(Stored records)
⁂

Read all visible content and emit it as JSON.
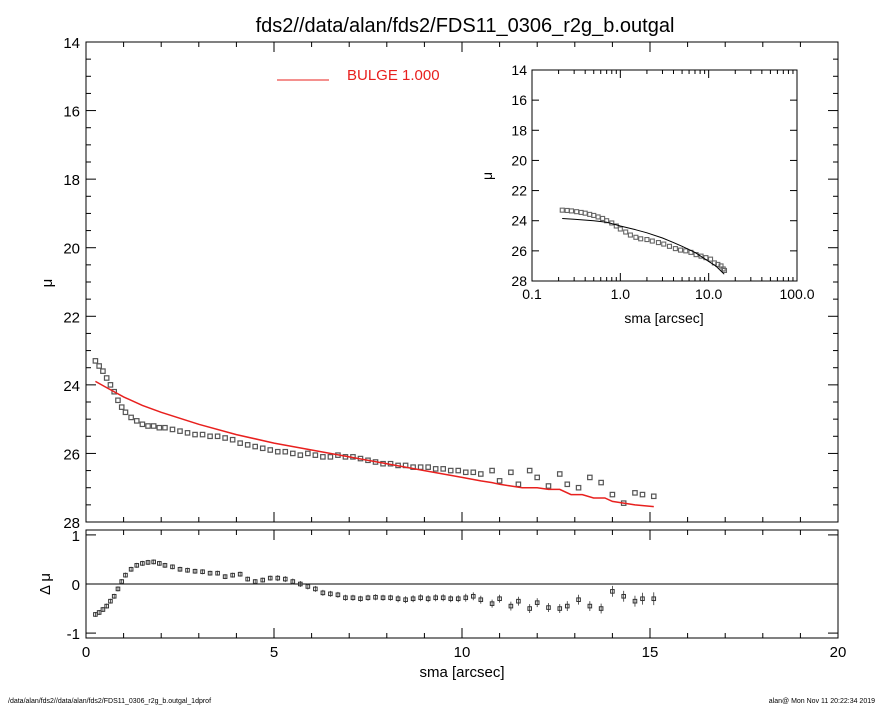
{
  "title": "fds2//data/alan/fds2/FDS11_0306_r2g_b.outgal",
  "footer_left": "/data/alan/fds2//data/alan/fds2/FDS11_0306_r2g_b.outgal_1dprof",
  "footer_right": "alan@  Mon Nov 11 20:22:34 2019",
  "colors": {
    "model": "#e8201e",
    "data": "#555555",
    "axes": "#000000"
  },
  "chart_data": [
    {
      "panel": "main",
      "type": "scatter",
      "xlabel": "sma [arcsec]",
      "ylabel": "μ",
      "xlim": [
        0,
        20
      ],
      "ylim": [
        28,
        14
      ],
      "xticks": [
        "0",
        "5",
        "10",
        "15",
        "20"
      ],
      "yticks": [
        "14",
        "16",
        "18",
        "20",
        "22",
        "24",
        "26",
        "28"
      ],
      "legend": {
        "label": "BULGE  1.000",
        "placement": "top-left"
      },
      "series": [
        {
          "kind": "points",
          "x": [
            0.25,
            0.35,
            0.45,
            0.55,
            0.65,
            0.75,
            0.85,
            0.95,
            1.05,
            1.2,
            1.35,
            1.5,
            1.65,
            1.8,
            1.95,
            2.1,
            2.3,
            2.5,
            2.7,
            2.9,
            3.1,
            3.3,
            3.5,
            3.7,
            3.9,
            4.1,
            4.3,
            4.5,
            4.7,
            4.9,
            5.1,
            5.3,
            5.5,
            5.7,
            5.9,
            6.1,
            6.3,
            6.5,
            6.7,
            6.9,
            7.1,
            7.3,
            7.5,
            7.7,
            7.9,
            8.1,
            8.3,
            8.5,
            8.7,
            8.9,
            9.1,
            9.3,
            9.5,
            9.7,
            9.9,
            10.1,
            10.3,
            10.5,
            10.8,
            11.0,
            11.3,
            11.5,
            11.8,
            12.0,
            12.3,
            12.6,
            12.8,
            13.1,
            13.4,
            13.7,
            14.0,
            14.3,
            14.6,
            14.8,
            15.1
          ],
          "y": [
            23.3,
            23.45,
            23.6,
            23.8,
            24.0,
            24.2,
            24.45,
            24.65,
            24.8,
            24.95,
            25.05,
            25.15,
            25.2,
            25.2,
            25.25,
            25.25,
            25.3,
            25.35,
            25.4,
            25.45,
            25.45,
            25.5,
            25.5,
            25.55,
            25.6,
            25.7,
            25.75,
            25.8,
            25.85,
            25.9,
            25.95,
            25.95,
            26.0,
            26.05,
            26.0,
            26.05,
            26.1,
            26.1,
            26.05,
            26.1,
            26.1,
            26.15,
            26.2,
            26.25,
            26.3,
            26.3,
            26.35,
            26.35,
            26.4,
            26.4,
            26.4,
            26.45,
            26.45,
            26.5,
            26.5,
            26.55,
            26.55,
            26.6,
            26.5,
            26.8,
            26.55,
            26.9,
            26.5,
            26.7,
            26.95,
            26.6,
            26.9,
            27.0,
            26.7,
            26.85,
            27.2,
            27.45,
            27.15,
            27.2,
            27.25
          ]
        },
        {
          "kind": "line",
          "name": "BULGE  1.000",
          "x": [
            0.25,
            0.5,
            1.0,
            1.5,
            2.0,
            3.0,
            4.0,
            5.0,
            6.0,
            7.0,
            8.0,
            9.0,
            10.0,
            10.5,
            10.8,
            11.0,
            11.3,
            11.6,
            12.0,
            12.3,
            12.6,
            12.9,
            13.2,
            13.5,
            13.8,
            14.0,
            14.3,
            14.6,
            15.1
          ],
          "y": [
            23.9,
            24.05,
            24.35,
            24.6,
            24.8,
            25.15,
            25.45,
            25.7,
            25.9,
            26.1,
            26.3,
            26.5,
            26.7,
            26.8,
            26.85,
            26.9,
            26.95,
            27.0,
            27.0,
            27.05,
            27.05,
            27.2,
            27.2,
            27.3,
            27.3,
            27.4,
            27.45,
            27.5,
            27.55
          ]
        }
      ]
    },
    {
      "panel": "residual",
      "type": "scatter",
      "xlabel": "sma [arcsec]",
      "ylabel": "Δ μ",
      "xlim": [
        0,
        20
      ],
      "ylim": [
        -1.1,
        1.1
      ],
      "xticks": [
        "0",
        "5",
        "10",
        "15",
        "20"
      ],
      "yticks": [
        "1",
        "0",
        "-1"
      ],
      "series": [
        {
          "kind": "points_with_errors",
          "x": [
            0.25,
            0.35,
            0.45,
            0.55,
            0.65,
            0.75,
            0.85,
            0.95,
            1.05,
            1.2,
            1.35,
            1.5,
            1.65,
            1.8,
            1.95,
            2.1,
            2.3,
            2.5,
            2.7,
            2.9,
            3.1,
            3.3,
            3.5,
            3.7,
            3.9,
            4.1,
            4.3,
            4.5,
            4.7,
            4.9,
            5.1,
            5.3,
            5.5,
            5.7,
            5.9,
            6.1,
            6.3,
            6.5,
            6.7,
            6.9,
            7.1,
            7.3,
            7.5,
            7.7,
            7.9,
            8.1,
            8.3,
            8.5,
            8.7,
            8.9,
            9.1,
            9.3,
            9.5,
            9.7,
            9.9,
            10.1,
            10.3,
            10.5,
            10.8,
            11.0,
            11.3,
            11.5,
            11.8,
            12.0,
            12.3,
            12.6,
            12.8,
            13.1,
            13.4,
            13.7,
            14.0,
            14.3,
            14.6,
            14.8,
            15.1
          ],
          "y": [
            -0.62,
            -0.58,
            -0.52,
            -0.45,
            -0.35,
            -0.25,
            -0.1,
            0.05,
            0.18,
            0.3,
            0.38,
            0.42,
            0.44,
            0.45,
            0.42,
            0.38,
            0.35,
            0.3,
            0.28,
            0.26,
            0.25,
            0.22,
            0.22,
            0.15,
            0.18,
            0.2,
            0.1,
            0.05,
            0.08,
            0.12,
            0.12,
            0.1,
            0.05,
            0.0,
            -0.05,
            -0.1,
            -0.18,
            -0.2,
            -0.22,
            -0.28,
            -0.28,
            -0.3,
            -0.28,
            -0.27,
            -0.28,
            -0.28,
            -0.3,
            -0.32,
            -0.3,
            -0.28,
            -0.3,
            -0.28,
            -0.28,
            -0.3,
            -0.3,
            -0.28,
            -0.25,
            -0.32,
            -0.4,
            -0.3,
            -0.45,
            -0.35,
            -0.5,
            -0.38,
            -0.48,
            -0.5,
            -0.45,
            -0.32,
            -0.45,
            -0.5,
            -0.15,
            -0.25,
            -0.35,
            -0.3,
            -0.3
          ],
          "err": [
            0.02,
            0.02,
            0.02,
            0.02,
            0.02,
            0.02,
            0.02,
            0.02,
            0.02,
            0.02,
            0.02,
            0.02,
            0.02,
            0.02,
            0.02,
            0.02,
            0.02,
            0.02,
            0.02,
            0.02,
            0.02,
            0.02,
            0.02,
            0.02,
            0.02,
            0.02,
            0.02,
            0.02,
            0.02,
            0.02,
            0.03,
            0.03,
            0.03,
            0.03,
            0.03,
            0.03,
            0.03,
            0.03,
            0.03,
            0.03,
            0.03,
            0.03,
            0.03,
            0.03,
            0.03,
            0.03,
            0.04,
            0.04,
            0.04,
            0.04,
            0.04,
            0.04,
            0.04,
            0.04,
            0.04,
            0.05,
            0.05,
            0.05,
            0.05,
            0.05,
            0.06,
            0.06,
            0.06,
            0.06,
            0.06,
            0.06,
            0.07,
            0.07,
            0.07,
            0.07,
            0.08,
            0.08,
            0.08,
            0.09,
            0.1
          ]
        }
      ]
    },
    {
      "panel": "inset",
      "type": "scatter",
      "xlabel": "sma [arcsec]",
      "ylabel": "μ",
      "xscale": "log",
      "xlim": [
        0.1,
        100.0
      ],
      "ylim": [
        28,
        14
      ],
      "xticks": [
        "0.1",
        "1.0",
        "10.0",
        "100.0"
      ],
      "yticks": [
        "14",
        "16",
        "18",
        "20",
        "22",
        "24",
        "26",
        "28"
      ],
      "series": [
        {
          "kind": "points",
          "x": [
            0.22,
            0.25,
            0.28,
            0.32,
            0.36,
            0.4,
            0.45,
            0.5,
            0.56,
            0.63,
            0.7,
            0.8,
            0.9,
            1.0,
            1.15,
            1.3,
            1.5,
            1.7,
            2.0,
            2.3,
            2.7,
            3.1,
            3.6,
            4.2,
            4.8,
            5.5,
            6.3,
            7.2,
            8.2,
            9.3,
            10.5,
            11.6,
            12.7,
            13.8,
            14.6,
            15.1
          ],
          "y": [
            23.3,
            23.32,
            23.35,
            23.4,
            23.45,
            23.5,
            23.58,
            23.65,
            23.75,
            23.85,
            24.0,
            24.15,
            24.35,
            24.55,
            24.75,
            24.95,
            25.1,
            25.2,
            25.25,
            25.35,
            25.45,
            25.55,
            25.7,
            25.85,
            25.95,
            26.0,
            26.1,
            26.25,
            26.35,
            26.45,
            26.55,
            26.8,
            26.9,
            27.0,
            27.2,
            27.3
          ]
        },
        {
          "kind": "line",
          "x": [
            0.22,
            0.3,
            0.5,
            0.7,
            1.0,
            1.5,
            2.0,
            3.0,
            4.0,
            5.0,
            7.0,
            10.0,
            12.0,
            15.0
          ],
          "y": [
            23.85,
            23.9,
            24.0,
            24.1,
            24.35,
            24.6,
            24.8,
            25.15,
            25.45,
            25.7,
            26.1,
            26.7,
            27.0,
            27.55
          ]
        }
      ]
    }
  ]
}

⁂

What is asked
Copy every line in the listing above where the string "alan" turns up.

Response
  "title": "fds2//data/alan/fds2/FDS11_0306_r2g_b.outgal",
  "footer_left": "/data/alan/fds2//data/alan/fds2/FDS11_0306_r2g_b.outgal_1dprof",
  "footer_right": "alan@  Mon Nov 11 20:22:34 2019",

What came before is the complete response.